**Exercise material:**
· · ·
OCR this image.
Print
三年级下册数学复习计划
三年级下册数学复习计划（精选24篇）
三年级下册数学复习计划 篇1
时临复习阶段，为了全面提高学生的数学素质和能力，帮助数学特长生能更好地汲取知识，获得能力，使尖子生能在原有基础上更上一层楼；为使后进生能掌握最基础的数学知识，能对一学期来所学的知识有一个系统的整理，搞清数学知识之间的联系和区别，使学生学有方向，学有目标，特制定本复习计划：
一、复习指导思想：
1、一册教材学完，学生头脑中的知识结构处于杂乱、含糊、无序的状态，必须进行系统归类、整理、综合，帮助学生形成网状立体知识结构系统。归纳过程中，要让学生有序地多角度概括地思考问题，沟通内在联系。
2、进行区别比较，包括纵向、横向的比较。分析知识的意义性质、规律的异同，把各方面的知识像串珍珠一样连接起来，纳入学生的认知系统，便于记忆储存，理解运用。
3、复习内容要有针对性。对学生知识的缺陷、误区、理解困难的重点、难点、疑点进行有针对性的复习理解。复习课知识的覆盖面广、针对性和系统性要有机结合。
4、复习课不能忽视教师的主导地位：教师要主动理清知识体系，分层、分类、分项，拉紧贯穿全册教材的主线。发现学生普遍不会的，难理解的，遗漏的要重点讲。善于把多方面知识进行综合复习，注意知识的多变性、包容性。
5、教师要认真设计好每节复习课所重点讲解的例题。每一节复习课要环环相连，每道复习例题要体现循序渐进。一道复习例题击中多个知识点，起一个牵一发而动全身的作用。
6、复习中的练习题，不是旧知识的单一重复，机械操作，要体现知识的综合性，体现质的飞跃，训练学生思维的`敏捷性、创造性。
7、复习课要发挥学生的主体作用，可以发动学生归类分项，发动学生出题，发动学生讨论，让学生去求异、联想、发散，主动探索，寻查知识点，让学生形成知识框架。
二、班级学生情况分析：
· · ·
**What the exercise asks:** Pick out the lines that have the word "三年级下册数学复习计划". Copy them all.

**Response to the task:**
三年级下册数学复习计划
三年级下册数学复习计划（精选24篇）
三年级下册数学复习计划 篇1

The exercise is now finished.